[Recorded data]
■ ■ ■

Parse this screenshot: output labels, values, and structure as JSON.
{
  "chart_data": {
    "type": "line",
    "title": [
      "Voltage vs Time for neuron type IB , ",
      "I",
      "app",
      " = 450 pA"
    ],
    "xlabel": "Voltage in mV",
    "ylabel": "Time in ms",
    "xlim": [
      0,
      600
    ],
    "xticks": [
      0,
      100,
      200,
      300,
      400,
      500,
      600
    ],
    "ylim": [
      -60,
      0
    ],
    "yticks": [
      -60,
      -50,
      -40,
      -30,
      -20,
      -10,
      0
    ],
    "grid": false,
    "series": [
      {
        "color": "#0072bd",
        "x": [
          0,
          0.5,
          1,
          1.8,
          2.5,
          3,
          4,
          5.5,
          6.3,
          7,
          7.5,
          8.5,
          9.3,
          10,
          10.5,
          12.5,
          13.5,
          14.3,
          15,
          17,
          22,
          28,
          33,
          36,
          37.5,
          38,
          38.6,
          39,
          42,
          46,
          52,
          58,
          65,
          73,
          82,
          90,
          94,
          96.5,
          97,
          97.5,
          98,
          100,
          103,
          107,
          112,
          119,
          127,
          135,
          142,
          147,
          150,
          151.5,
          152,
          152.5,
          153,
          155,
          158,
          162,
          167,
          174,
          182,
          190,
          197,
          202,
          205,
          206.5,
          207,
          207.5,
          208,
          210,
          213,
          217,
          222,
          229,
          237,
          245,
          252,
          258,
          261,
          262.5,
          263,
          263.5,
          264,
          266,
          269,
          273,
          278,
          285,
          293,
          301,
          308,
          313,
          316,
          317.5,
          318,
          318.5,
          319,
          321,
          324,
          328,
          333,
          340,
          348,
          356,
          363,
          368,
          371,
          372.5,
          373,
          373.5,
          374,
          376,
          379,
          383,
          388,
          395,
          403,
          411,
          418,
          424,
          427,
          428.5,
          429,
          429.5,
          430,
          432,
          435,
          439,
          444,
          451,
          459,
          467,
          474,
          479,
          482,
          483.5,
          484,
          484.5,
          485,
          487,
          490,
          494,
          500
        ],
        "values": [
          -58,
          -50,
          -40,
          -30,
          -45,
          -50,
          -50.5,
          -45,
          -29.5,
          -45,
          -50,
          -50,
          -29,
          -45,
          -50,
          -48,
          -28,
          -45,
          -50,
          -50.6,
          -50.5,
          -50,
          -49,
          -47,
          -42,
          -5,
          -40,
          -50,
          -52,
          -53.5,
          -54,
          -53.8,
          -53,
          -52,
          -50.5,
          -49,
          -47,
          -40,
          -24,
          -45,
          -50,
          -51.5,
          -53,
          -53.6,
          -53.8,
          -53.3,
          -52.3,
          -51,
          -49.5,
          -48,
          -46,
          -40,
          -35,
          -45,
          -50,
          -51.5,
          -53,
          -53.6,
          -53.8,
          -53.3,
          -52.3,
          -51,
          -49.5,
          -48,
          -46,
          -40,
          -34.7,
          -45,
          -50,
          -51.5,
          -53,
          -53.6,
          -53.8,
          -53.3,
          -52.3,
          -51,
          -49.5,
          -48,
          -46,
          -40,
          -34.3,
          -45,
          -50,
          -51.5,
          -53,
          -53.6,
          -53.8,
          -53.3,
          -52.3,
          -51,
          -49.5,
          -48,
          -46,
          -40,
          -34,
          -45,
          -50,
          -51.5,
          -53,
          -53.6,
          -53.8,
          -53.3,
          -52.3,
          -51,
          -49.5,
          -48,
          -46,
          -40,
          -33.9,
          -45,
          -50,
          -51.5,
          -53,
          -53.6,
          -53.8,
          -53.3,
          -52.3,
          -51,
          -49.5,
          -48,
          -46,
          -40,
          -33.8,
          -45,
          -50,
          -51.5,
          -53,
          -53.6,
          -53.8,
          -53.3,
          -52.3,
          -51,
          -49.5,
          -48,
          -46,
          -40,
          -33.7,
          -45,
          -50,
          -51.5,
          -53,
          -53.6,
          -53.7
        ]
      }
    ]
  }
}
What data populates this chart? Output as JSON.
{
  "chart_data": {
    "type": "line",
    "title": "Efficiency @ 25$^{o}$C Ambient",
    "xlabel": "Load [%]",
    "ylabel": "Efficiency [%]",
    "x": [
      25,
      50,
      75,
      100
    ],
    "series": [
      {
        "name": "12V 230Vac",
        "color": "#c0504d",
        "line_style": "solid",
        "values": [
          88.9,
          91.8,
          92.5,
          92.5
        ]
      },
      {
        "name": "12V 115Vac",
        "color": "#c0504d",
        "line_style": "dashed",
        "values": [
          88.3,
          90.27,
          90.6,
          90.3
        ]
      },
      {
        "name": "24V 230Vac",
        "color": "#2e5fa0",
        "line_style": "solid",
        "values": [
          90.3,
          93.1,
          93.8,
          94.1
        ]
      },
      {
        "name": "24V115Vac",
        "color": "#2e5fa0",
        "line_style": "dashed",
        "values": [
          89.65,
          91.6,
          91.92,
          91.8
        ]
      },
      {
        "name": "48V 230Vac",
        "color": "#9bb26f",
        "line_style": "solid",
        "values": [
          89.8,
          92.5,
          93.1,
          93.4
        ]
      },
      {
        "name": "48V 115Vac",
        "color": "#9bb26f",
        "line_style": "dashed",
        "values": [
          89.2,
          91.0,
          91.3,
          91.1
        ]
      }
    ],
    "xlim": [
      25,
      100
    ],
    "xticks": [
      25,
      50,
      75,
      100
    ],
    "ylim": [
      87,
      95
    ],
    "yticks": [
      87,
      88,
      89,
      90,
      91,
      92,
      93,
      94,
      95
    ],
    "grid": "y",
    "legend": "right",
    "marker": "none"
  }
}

■ ■ ■

• The task: Write out all the data again, exactly as it appears.

• Expected answer:
Parse this screenshot: output labels, values, and structure as JSON.
{
  "chart_data": {
    "type": "line",
    "title": [
      "Voltage vs Time for neuron type IB , ",
      "I",
      "app",
      " = 450 pA"
    ],
    "xlabel": "Voltage in mV",
    "ylabel": "Time in ms",
    "xlim": [
      0,
      600
    ],
    "xticks": [
      0,
      100,
      200,
      300,
      400,
      500,
      600
    ],
    "ylim": [
      -60,
      0
    ],
    "yticks": [
      -60,
      -50,
      -40,
      -30,
      -20,
      -10,
      0
    ],
    "grid": false,
    "series": [
      {
        "color": "#0072bd",
        "x": [
          0,
          0.5,
          1,
          1.8,
          2.5,
          3,
          4,
          5.5,
          6.3,
          7,
          7.5,
          8.5,
          9.3,
          10,
          10.5,
          12.5,
          13.5,
          14.3,
          15,
          17,
          22,
          28,
          33,
          36,
          37.5,
          38,
          38.6,
          39,
          42,
          46,
          52,
          58,
          65,
          73,
          82,
          90,
          94,
          96.5,
          97,
          97.5,
          98,
          100,
          103,
          107,
          112,
          119,
          127,
          135,
          142,
          147,
          150,
          151.5,
          152,
          152.5,
          153,
          155,
          158,
          162,
          167,
          174,
          182,
          190,
          197,
          202,
          205,
          206.5,
          207,
          207.5,
          208,
          210,
          213,
          217,
          222,
          229,
          237,
          245,
          252,
          258,
          261,
          262.5,
          263,
          263.5,
          264,
          266,
          269,
          273,
          278,
          285,
          293,
          301,
          308,
          313,
          316,
          317.5,
          318,
          318.5,
          319,
          321,
          324,
          328,
          333,
          340,
          348,
          356,
          363,
          368,
          371,
          372.5,
          373,
          373.5,
          374,
          376,
          379,
          383,
          388,
          395,
          403,
          411,
          418,
          424,
          427,
          428.5,
          429,
          429.5,
          430,
          432,
          435,
          439,
          444,
          451,
          459,
          467,
          474,
          479,
          482,
          483.5,
          484,
          484.5,
          485,
          487,
          490,
          494,
          500
        ],
        "values": [
          -58,
          -50,
          -40,
          -30,
          -45,
          -50,
          -50.5,
          -45,
          -29.5,
          -45,
          -50,
          -50,
          -29,
          -45,
          -50,
          -48,
          -28,
          -45,
          -50,
          -50.6,
          -50.5,
          -50,
          -49,
          -47,
          -42,
          -5,
          -40,
          -50,
          -52,
          -53.5,
          -54,
          -53.8,
          -53,
          -52,
          -50.5,
          -49,
          -47,
          -40,
          -24,
          -45,
          -50,
          -51.5,
          -53,
          -53.6,
          -53.8,
          -53.3,
          -52.3,
          -51,
          -49.5,
          -48,
          -46,
          -40,
          -35,
          -45,
          -50,
          -51.5,
          -53,
          -53.6,
          -53.8,
          -53.3,
          -52.3,
          -51,
          -49.5,
          -48,
          -46,
          -40,
          -34.7,
          -45,
          -50,
          -51.5,
          -53,
          -53.6,
          -53.8,
          -53.3,
          -52.3,
          -51,
          -49.5,
          -48,
          -46,
          -40,
          -34.3,
          -45,
          -50,
          -51.5,
          -53,
          -53.6,
          -53.8,
          -53.3,
          -52.3,
          -51,
          -49.5,
          -48,
          -46,
          -40,
          -34,
          -45,
          -50,
          -51.5,
          -53,
          -53.6,
          -53.8,
          -53.3,
          -52.3,
          -51,
          -49.5,
          -48,
          -46,
          -40,
          -33.9,
          -45,
          -50,
          -51.5,
          -53,
          -53.6,
          -53.8,
          -53.3,
          -52.3,
          -51,
          -49.5,
          -48,
          -46,
          -40,
          -33.8,
          -45,
          -50,
          -51.5,
          -53,
          -53.6,
          -53.8,
          -53.3,
          -52.3,
          -51,
          -49.5,
          -48,
          -46,
          -40,
          -33.7,
          -45,
          -50,
          -51.5,
          -53,
          -53.6,
          -53.7
        ]
      }
    ]
  }
}
What data populates this chart? Output as JSON.
{
  "chart_data": {
    "type": "line",
    "title": "Efficiency @ 25$^{o}$C Ambient",
    "xlabel": "Load [%]",
    "ylabel": "Efficiency [%]",
    "x": [
      25,
      50,
      75,
      100
    ],
    "series": [
      {
        "name": "12V 230Vac",
        "color": "#c0504d",
        "line_style": "solid",
        "values": [
          88.9,
          91.8,
          92.5,
          92.5
        ]
      },
      {
        "name": "12V 115Vac",
        "color": "#c0504d",
        "line_style": "dashed",
        "values": [
          88.3,
          90.27,
          90.6,
          90.3
        ]
      },
      {
        "name": "24V 230Vac",
        "color": "#2e5fa0",
        "line_style": "solid",
        "values": [
          90.3,
          93.1,
          93.8,
          94.1
        ]
      },
      {
        "name": "24V115Vac",
        "color": "#2e5fa0",
        "line_style": "dashed",
        "values": [
          89.65,
          91.6,
          91.92,
          91.8
        ]
      },
      {
        "name": "48V 230Vac",
        "color": "#9bb26f",
        "line_style": "solid",
        "values": [
          89.8,
          92.5,
          93.1,
          93.4
        ]
      },
      {
        "name": "48V 115Vac",
        "color": "#9bb26f",
        "line_style": "dashed",
        "values": [
          89.2,
          91.0,
          91.3,
          91.1
        ]
      }
    ],
    "xlim": [
      25,
      100
    ],
    "xticks": [
      25,
      50,
      75,
      100
    ],
    "ylim": [
      87,
      95
    ],
    "yticks": [
      87,
      88,
      89,
      90,
      91,
      92,
      93,
      94,
      95
    ],
    "grid": "y",
    "legend": "right",
    "marker": "none"
  }
}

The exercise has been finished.